* _Your task_
Transcribe all of the material below word for word and leave out its pictures.

Data records:
┌──

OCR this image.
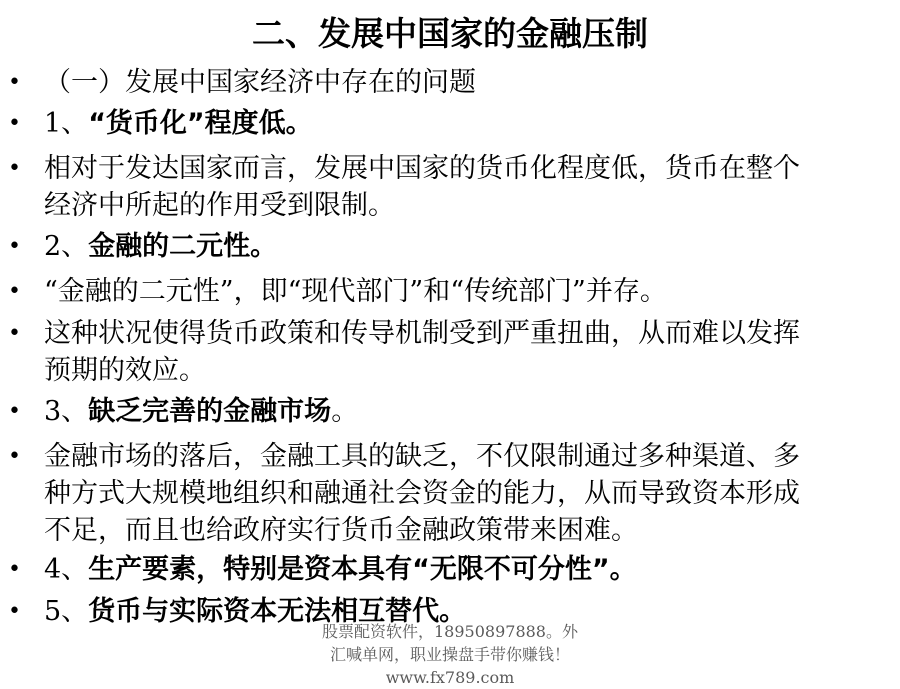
二、发展中国家的金融压制
• （一）发展中国家经济中存在的问题
• 1、“货币化”程度低。
• 相对于发达国家而言，发展中国家的货币化程度低，货币在整个
经济中所起的作用受到限制。
• 2、金融的二元性。
• “金融的二元性”，即“现代部门”和“传统部门”并存。
• 这种状况使得货币政策和传导机制受到严重扭曲，从而难以发挥
预期的效应。
• 3、缺乏完善的金融市场。
• 金融市场的落后，金融工具的缺乏，不仅限制通过多种渠道、多
种方式大规模地组织和融通社会资金的能力，从而导致资本形成
不足，而且也给政府实行货币金融政策带来困难。
• 4、生产要素，特别是资本具有“无限不可分性”。
• 5、货币与实际资本无法相互替代。
股票配资软件，18950897888。外
汇喊单网，职业操盘手带你赚钱！
www.fx789.com
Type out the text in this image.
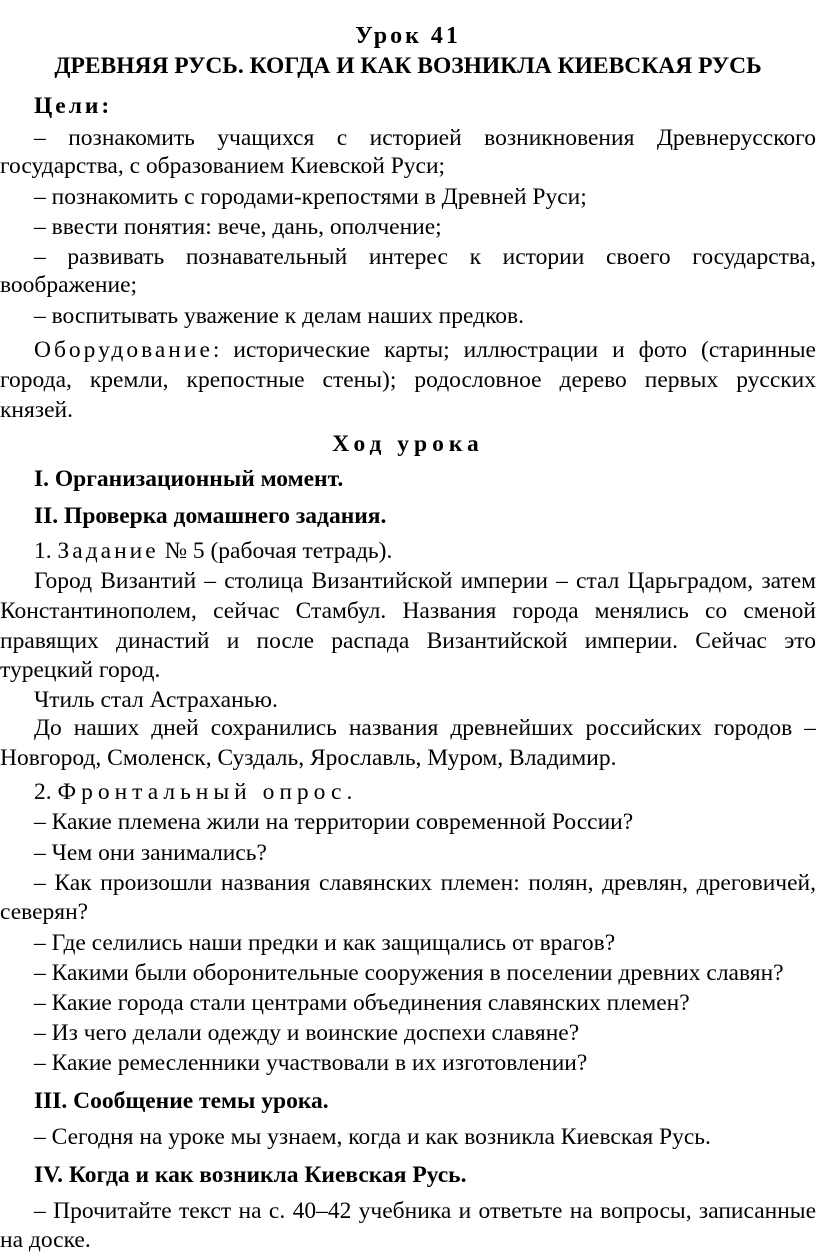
Урок 41
ДРЕВНЯЯ РУСЬ. КОГДА И КАК ВОЗНИКЛА КИЕВСКАЯ РУСЬ
Цели:
– познакомить учащихся с историей возникновения Древнерусского
государства, с образованием Киевской Руси;
– познакомить с городами-крепостями в Древней Руси;
– ввести понятия: вече, дань, ополчение;
– развивать познавательный интерес к истории своего государства,
воображение;
– воспитывать уважение к делам наших предков.
Оборудование: исторические карты; иллюстрации и фото (старинные
города, кремли, крепостные стены); родословное дерево первых русских
князей.
Ход урока
I. Организационный момент.
II. Проверка домашнего задания.
1. Задание № 5 (рабочая тетрадь).
Город Византий – столица Византийской империи – стал Царьградом, затем
Константинополем, сейчас Стамбул. Названия города менялись со сменой
правящих династий и после распада Византийской империи. Сейчас это
турецкий город.
Чтиль стал Астраханью.
До наших дней сохранились названия древнейших российских городов –
Новгород, Смоленск, Суздаль, Ярославль, Муром, Владимир.
2. Фронтальный опрос.
– Какие племена жили на территории современной России?
– Чем они занимались?
– Как произошли названия славянских племен: полян, древлян, дреговичей,
северян?
– Где селились наши предки и как защищались от врагов?
– Какими были оборонительные сооружения в поселении древних славян?
– Какие города стали центрами объединения славянских племен?
– Из чего делали одежду и воинские доспехи славяне?
– Какие ремесленники участвовали в их изготовлении?
III. Сообщение темы урока.
– Сегодня на уроке мы узнаем, когда и как возникла Киевская Русь.
IV. Когда и как возникла Киевская Русь.
– Прочитайте текст на с. 40–42 учебника и ответьте на вопросы, записанные
на доске.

└──

* _Reply to the task_
OCR this image.
二、发展中国家的金融压制
• （一）发展中国家经济中存在的问题
• 1、“货币化”程度低。
• 相对于发达国家而言，发展中国家的货币化程度低，货币在整个
经济中所起的作用受到限制。
• 2、金融的二元性。
• “金融的二元性”，即“现代部门”和“传统部门”并存。
• 这种状况使得货币政策和传导机制受到严重扭曲，从而难以发挥
预期的效应。
• 3、缺乏完善的金融市场。
• 金融市场的落后，金融工具的缺乏，不仅限制通过多种渠道、多
种方式大规模地组织和融通社会资金的能力，从而导致资本形成
不足，而且也给政府实行货币金融政策带来困难。
• 4、生产要素，特别是资本具有“无限不可分性”。
• 5、货币与实际资本无法相互替代。
股票配资软件，18950897888。外
汇喊单网，职业操盘手带你赚钱！
www.fx789.com
Type out the text in this image.
Урок 41
ДРЕВНЯЯ РУСЬ. КОГДА И КАК ВОЗНИКЛА КИЕВСКАЯ РУСЬ
Цели:
– познакомить учащихся с историей возникновения Древнерусского
государства, с образованием Киевской Руси;
– познакомить с городами-крепостями в Древней Руси;
– ввести понятия: вече, дань, ополчение;
– развивать познавательный интерес к истории своего государства,
воображение;
– воспитывать уважение к делам наших предков.
Оборудование: исторические карты; иллюстрации и фото (старинные
города, кремли, крепостные стены); родословное дерево первых русских
князей.
Ход урока
I. Организационный момент.
II. Проверка домашнего задания.
1. Задание № 5 (рабочая тетрадь).
Город Византий – столица Византийской империи – стал Царьградом, затем
Константинополем, сейчас Стамбул. Названия города менялись со сменой
правящих династий и после распада Византийской империи. Сейчас это
турецкий город.
Чтиль стал Астраханью.
До наших дней сохранились названия древнейших российских городов –
Новгород, Смоленск, Суздаль, Ярославль, Муром, Владимир.
2. Фронтальный опрос.
– Какие племена жили на территории современной России?
– Чем они занимались?
– Как произошли названия славянских племен: полян, древлян, дреговичей,
северян?
– Где селились наши предки и как защищались от врагов?
– Какими были оборонительные сооружения в поселении древних славян?
– Какие города стали центрами объединения славянских племен?
– Из чего делали одежду и воинские доспехи славяне?
– Какие ремесленники участвовали в их изготовлении?
III. Сообщение темы урока.
– Сегодня на уроке мы узнаем, когда и как возникла Киевская Русь.
IV. Когда и как возникла Киевская Русь.
– Прочитайте текст на с. 40–42 учебника и ответьте на вопросы, записанные
на доске.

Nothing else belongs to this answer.